- EXERCISE PROMPT
The records that follow need to be output exactly as they are.

Records from a dataset
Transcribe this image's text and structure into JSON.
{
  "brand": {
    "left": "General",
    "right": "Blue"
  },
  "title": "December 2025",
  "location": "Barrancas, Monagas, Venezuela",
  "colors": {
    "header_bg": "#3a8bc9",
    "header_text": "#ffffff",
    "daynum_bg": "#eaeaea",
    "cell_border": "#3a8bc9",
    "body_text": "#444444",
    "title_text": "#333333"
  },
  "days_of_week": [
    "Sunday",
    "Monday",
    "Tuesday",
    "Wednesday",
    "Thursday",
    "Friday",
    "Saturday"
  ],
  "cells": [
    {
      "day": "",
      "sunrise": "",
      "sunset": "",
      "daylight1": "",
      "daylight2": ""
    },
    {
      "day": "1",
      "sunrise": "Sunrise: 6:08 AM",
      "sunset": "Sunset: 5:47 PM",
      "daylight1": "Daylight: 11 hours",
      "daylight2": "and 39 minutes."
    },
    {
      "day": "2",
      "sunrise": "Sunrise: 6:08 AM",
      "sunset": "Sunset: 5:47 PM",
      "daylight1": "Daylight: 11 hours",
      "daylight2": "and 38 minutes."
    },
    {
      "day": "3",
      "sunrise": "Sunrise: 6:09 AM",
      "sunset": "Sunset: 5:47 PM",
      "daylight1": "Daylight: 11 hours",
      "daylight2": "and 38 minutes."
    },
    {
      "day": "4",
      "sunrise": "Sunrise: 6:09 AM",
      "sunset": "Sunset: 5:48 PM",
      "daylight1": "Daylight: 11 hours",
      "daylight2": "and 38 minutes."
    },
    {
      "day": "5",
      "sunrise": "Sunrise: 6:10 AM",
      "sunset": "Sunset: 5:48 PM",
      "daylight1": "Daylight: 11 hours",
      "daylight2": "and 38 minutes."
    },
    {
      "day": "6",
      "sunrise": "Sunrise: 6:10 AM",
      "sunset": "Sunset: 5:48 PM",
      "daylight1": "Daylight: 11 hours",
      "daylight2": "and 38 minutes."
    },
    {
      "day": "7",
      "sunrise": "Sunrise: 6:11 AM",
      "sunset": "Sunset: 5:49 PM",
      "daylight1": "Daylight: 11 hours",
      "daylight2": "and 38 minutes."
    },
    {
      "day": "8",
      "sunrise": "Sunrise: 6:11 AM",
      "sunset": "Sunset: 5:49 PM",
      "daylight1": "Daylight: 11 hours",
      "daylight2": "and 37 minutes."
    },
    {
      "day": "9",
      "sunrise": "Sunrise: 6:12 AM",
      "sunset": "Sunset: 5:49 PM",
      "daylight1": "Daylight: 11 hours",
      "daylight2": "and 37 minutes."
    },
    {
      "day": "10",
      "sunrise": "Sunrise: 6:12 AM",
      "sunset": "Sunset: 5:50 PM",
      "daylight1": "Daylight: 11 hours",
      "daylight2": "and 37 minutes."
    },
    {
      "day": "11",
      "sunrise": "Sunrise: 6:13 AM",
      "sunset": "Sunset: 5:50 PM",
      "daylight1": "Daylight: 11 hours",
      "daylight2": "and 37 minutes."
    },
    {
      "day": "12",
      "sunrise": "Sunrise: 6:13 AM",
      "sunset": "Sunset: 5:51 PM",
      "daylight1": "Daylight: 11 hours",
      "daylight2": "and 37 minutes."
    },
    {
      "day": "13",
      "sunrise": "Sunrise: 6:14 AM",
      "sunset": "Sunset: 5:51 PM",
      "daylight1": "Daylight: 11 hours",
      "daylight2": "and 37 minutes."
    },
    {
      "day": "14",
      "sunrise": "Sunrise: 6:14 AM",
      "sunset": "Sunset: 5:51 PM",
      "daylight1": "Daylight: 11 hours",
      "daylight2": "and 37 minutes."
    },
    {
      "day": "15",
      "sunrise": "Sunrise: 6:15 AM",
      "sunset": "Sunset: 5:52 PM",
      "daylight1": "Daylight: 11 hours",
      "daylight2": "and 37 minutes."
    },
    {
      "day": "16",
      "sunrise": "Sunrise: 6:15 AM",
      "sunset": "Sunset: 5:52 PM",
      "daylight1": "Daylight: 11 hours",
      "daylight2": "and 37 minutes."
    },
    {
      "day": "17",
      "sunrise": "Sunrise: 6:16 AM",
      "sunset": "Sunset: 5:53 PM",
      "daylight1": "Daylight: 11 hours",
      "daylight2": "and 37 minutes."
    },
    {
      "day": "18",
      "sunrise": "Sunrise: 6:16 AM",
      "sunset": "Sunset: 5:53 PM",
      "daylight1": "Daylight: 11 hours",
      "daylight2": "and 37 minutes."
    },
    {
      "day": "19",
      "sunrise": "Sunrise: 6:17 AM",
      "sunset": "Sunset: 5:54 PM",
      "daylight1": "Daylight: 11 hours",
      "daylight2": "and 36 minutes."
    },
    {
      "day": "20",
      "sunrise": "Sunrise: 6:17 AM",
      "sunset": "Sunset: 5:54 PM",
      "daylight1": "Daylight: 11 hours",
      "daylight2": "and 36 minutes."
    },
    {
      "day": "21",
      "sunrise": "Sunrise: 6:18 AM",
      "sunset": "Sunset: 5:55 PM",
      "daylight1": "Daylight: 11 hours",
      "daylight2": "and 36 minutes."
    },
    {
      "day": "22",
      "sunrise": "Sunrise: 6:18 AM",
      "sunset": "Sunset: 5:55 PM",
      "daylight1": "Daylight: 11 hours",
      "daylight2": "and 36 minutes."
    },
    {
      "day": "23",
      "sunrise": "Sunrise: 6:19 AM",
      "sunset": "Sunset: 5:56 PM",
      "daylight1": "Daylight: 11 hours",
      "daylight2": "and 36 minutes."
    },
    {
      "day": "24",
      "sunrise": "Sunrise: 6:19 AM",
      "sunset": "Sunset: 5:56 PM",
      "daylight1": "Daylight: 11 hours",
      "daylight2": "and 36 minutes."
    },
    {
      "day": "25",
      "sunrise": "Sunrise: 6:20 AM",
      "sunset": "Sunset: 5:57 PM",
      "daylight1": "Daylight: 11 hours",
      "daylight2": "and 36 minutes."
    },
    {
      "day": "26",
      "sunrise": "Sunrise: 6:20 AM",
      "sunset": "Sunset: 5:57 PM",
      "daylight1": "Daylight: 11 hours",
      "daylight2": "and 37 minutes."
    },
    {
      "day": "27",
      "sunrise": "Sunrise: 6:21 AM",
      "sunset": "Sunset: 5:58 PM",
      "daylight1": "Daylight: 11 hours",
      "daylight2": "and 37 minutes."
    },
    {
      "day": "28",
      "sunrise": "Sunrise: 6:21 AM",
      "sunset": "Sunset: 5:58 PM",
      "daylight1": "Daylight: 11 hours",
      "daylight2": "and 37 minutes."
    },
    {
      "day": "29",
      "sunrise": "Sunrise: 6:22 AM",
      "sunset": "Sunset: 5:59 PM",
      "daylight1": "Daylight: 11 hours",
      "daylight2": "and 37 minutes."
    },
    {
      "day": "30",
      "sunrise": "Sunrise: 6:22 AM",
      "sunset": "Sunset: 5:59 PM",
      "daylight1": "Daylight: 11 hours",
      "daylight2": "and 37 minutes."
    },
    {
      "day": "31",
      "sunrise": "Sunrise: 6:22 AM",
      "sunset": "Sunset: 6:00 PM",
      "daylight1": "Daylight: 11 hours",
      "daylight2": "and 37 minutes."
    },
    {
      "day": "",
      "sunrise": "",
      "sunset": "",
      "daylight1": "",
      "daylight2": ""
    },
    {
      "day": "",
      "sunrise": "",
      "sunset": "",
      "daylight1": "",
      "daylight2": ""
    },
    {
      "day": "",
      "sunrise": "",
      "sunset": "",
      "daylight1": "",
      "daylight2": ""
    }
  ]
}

- RESPONSE FOR THIS EXERCISE
Transcribe this image's text and structure into JSON.
{
  "brand": {
    "left": "General",
    "right": "Blue"
  },
  "title": "December 2025",
  "location": "Barrancas, Monagas, Venezuela",
  "colors": {
    "header_bg": "#3a8bc9",
    "header_text": "#ffffff",
    "daynum_bg": "#eaeaea",
    "cell_border": "#3a8bc9",
    "body_text": "#444444",
    "title_text": "#333333"
  },
  "days_of_week": [
    "Sunday",
    "Monday",
    "Tuesday",
    "Wednesday",
    "Thursday",
    "Friday",
    "Saturday"
  ],
  "cells": [
    {
      "day": "",
      "sunrise": "",
      "sunset": "",
      "daylight1": "",
      "daylight2": ""
    },
    {
      "day": "1",
      "sunrise": "Sunrise: 6:08 AM",
      "sunset": "Sunset: 5:47 PM",
      "daylight1": "Daylight: 11 hours",
      "daylight2": "and 39 minutes."
    },
    {
      "day": "2",
      "sunrise": "Sunrise: 6:08 AM",
      "sunset": "Sunset: 5:47 PM",
      "daylight1": "Daylight: 11 hours",
      "daylight2": "and 38 minutes."
    },
    {
      "day": "3",
      "sunrise": "Sunrise: 6:09 AM",
      "sunset": "Sunset: 5:47 PM",
      "daylight1": "Daylight: 11 hours",
      "daylight2": "and 38 minutes."
    },
    {
      "day": "4",
      "sunrise": "Sunrise: 6:09 AM",
      "sunset": "Sunset: 5:48 PM",
      "daylight1": "Daylight: 11 hours",
      "daylight2": "and 38 minutes."
    },
    {
      "day": "5",
      "sunrise": "Sunrise: 6:10 AM",
      "sunset": "Sunset: 5:48 PM",
      "daylight1": "Daylight: 11 hours",
      "daylight2": "and 38 minutes."
    },
    {
      "day": "6",
      "sunrise": "Sunrise: 6:10 AM",
      "sunset": "Sunset: 5:48 PM",
      "daylight1": "Daylight: 11 hours",
      "daylight2": "and 38 minutes."
    },
    {
      "day": "7",
      "sunrise": "Sunrise: 6:11 AM",
      "sunset": "Sunset: 5:49 PM",
      "daylight1": "Daylight: 11 hours",
      "daylight2": "and 38 minutes."
    },
    {
      "day": "8",
      "sunrise": "Sunrise: 6:11 AM",
      "sunset": "Sunset: 5:49 PM",
      "daylight1": "Daylight: 11 hours",
      "daylight2": "and 37 minutes."
    },
    {
      "day": "9",
      "sunrise": "Sunrise: 6:12 AM",
      "sunset": "Sunset: 5:49 PM",
      "daylight1": "Daylight: 11 hours",
      "daylight2": "and 37 minutes."
    },
    {
      "day": "10",
      "sunrise": "Sunrise: 6:12 AM",
      "sunset": "Sunset: 5:50 PM",
      "daylight1": "Daylight: 11 hours",
      "daylight2": "and 37 minutes."
    },
    {
      "day": "11",
      "sunrise": "Sunrise: 6:13 AM",
      "sunset": "Sunset: 5:50 PM",
      "daylight1": "Daylight: 11 hours",
      "daylight2": "and 37 minutes."
    },
    {
      "day": "12",
      "sunrise": "Sunrise: 6:13 AM",
      "sunset": "Sunset: 5:51 PM",
      "daylight1": "Daylight: 11 hours",
      "daylight2": "and 37 minutes."
    },
    {
      "day": "13",
      "sunrise": "Sunrise: 6:14 AM",
      "sunset": "Sunset: 5:51 PM",
      "daylight1": "Daylight: 11 hours",
      "daylight2": "and 37 minutes."
    },
    {
      "day": "14",
      "sunrise": "Sunrise: 6:14 AM",
      "sunset": "Sunset: 5:51 PM",
      "daylight1": "Daylight: 11 hours",
      "daylight2": "and 37 minutes."
    },
    {
      "day": "15",
      "sunrise": "Sunrise: 6:15 AM",
      "sunset": "Sunset: 5:52 PM",
      "daylight1": "Daylight: 11 hours",
      "daylight2": "and 37 minutes."
    },
    {
      "day": "16",
      "sunrise": "Sunrise: 6:15 AM",
      "sunset": "Sunset: 5:52 PM",
      "daylight1": "Daylight: 11 hours",
      "daylight2": "and 37 minutes."
    },
    {
      "day": "17",
      "sunrise": "Sunrise: 6:16 AM",
      "sunset": "Sunset: 5:53 PM",
      "daylight1": "Daylight: 11 hours",
      "daylight2": "and 37 minutes."
    },
    {
      "day": "18",
      "sunrise": "Sunrise: 6:16 AM",
      "sunset": "Sunset: 5:53 PM",
      "daylight1": "Daylight: 11 hours",
      "daylight2": "and 37 minutes."
    },
    {
      "day": "19",
      "sunrise": "Sunrise: 6:17 AM",
      "sunset": "Sunset: 5:54 PM",
      "daylight1": "Daylight: 11 hours",
      "daylight2": "and 36 minutes."
    },
    {
      "day": "20",
      "sunrise": "Sunrise: 6:17 AM",
      "sunset": "Sunset: 5:54 PM",
      "daylight1": "Daylight: 11 hours",
      "daylight2": "and 36 minutes."
    },
    {
      "day": "21",
      "sunrise": "Sunrise: 6:18 AM",
      "sunset": "Sunset: 5:55 PM",
      "daylight1": "Daylight: 11 hours",
      "daylight2": "and 36 minutes."
    },
    {
      "day": "22",
      "sunrise": "Sunrise: 6:18 AM",
      "sunset": "Sunset: 5:55 PM",
      "daylight1": "Daylight: 11 hours",
      "daylight2": "and 36 minutes."
    },
    {
      "day": "23",
      "sunrise": "Sunrise: 6:19 AM",
      "sunset": "Sunset: 5:56 PM",
      "daylight1": "Daylight: 11 hours",
      "daylight2": "and 36 minutes."
    },
    {
      "day": "24",
      "sunrise": "Sunrise: 6:19 AM",
      "sunset": "Sunset: 5:56 PM",
      "daylight1": "Daylight: 11 hours",
      "daylight2": "and 36 minutes."
    },
    {
      "day": "25",
      "sunrise": "Sunrise: 6:20 AM",
      "sunset": "Sunset: 5:57 PM",
      "daylight1": "Daylight: 11 hours",
      "daylight2": "and 36 minutes."
    },
    {
      "day": "26",
      "sunrise": "Sunrise: 6:20 AM",
      "sunset": "Sunset: 5:57 PM",
      "daylight1": "Daylight: 11 hours",
      "daylight2": "and 37 minutes."
    },
    {
      "day": "27",
      "sunrise": "Sunrise: 6:21 AM",
      "sunset": "Sunset: 5:58 PM",
      "daylight1": "Daylight: 11 hours",
      "daylight2": "and 37 minutes."
    },
    {
      "day": "28",
      "sunrise": "Sunrise: 6:21 AM",
      "sunset": "Sunset: 5:58 PM",
      "daylight1": "Daylight: 11 hours",
      "daylight2": "and 37 minutes."
    },
    {
      "day": "29",
      "sunrise": "Sunrise: 6:22 AM",
      "sunset": "Sunset: 5:59 PM",
      "daylight1": "Daylight: 11 hours",
      "daylight2": "and 37 minutes."
    },
    {
      "day": "30",
      "sunrise": "Sunrise: 6:22 AM",
      "sunset": "Sunset: 5:59 PM",
      "daylight1": "Daylight: 11 hours",
      "daylight2": "and 37 minutes."
    },
    {
      "day": "31",
      "sunrise": "Sunrise: 6:22 AM",
      "sunset": "Sunset: 6:00 PM",
      "daylight1": "Daylight: 11 hours",
      "daylight2": "and 37 minutes."
    },
    {
      "day": "",
      "sunrise": "",
      "sunset": "",
      "daylight1": "",
      "daylight2": ""
    },
    {
      "day": "",
      "sunrise": "",
      "sunset": "",
      "daylight1": "",
      "daylight2": ""
    },
    {
      "day": "",
      "sunrise": "",
      "sunset": "",
      "daylight1": "",
      "daylight2": ""
    }
  ]
}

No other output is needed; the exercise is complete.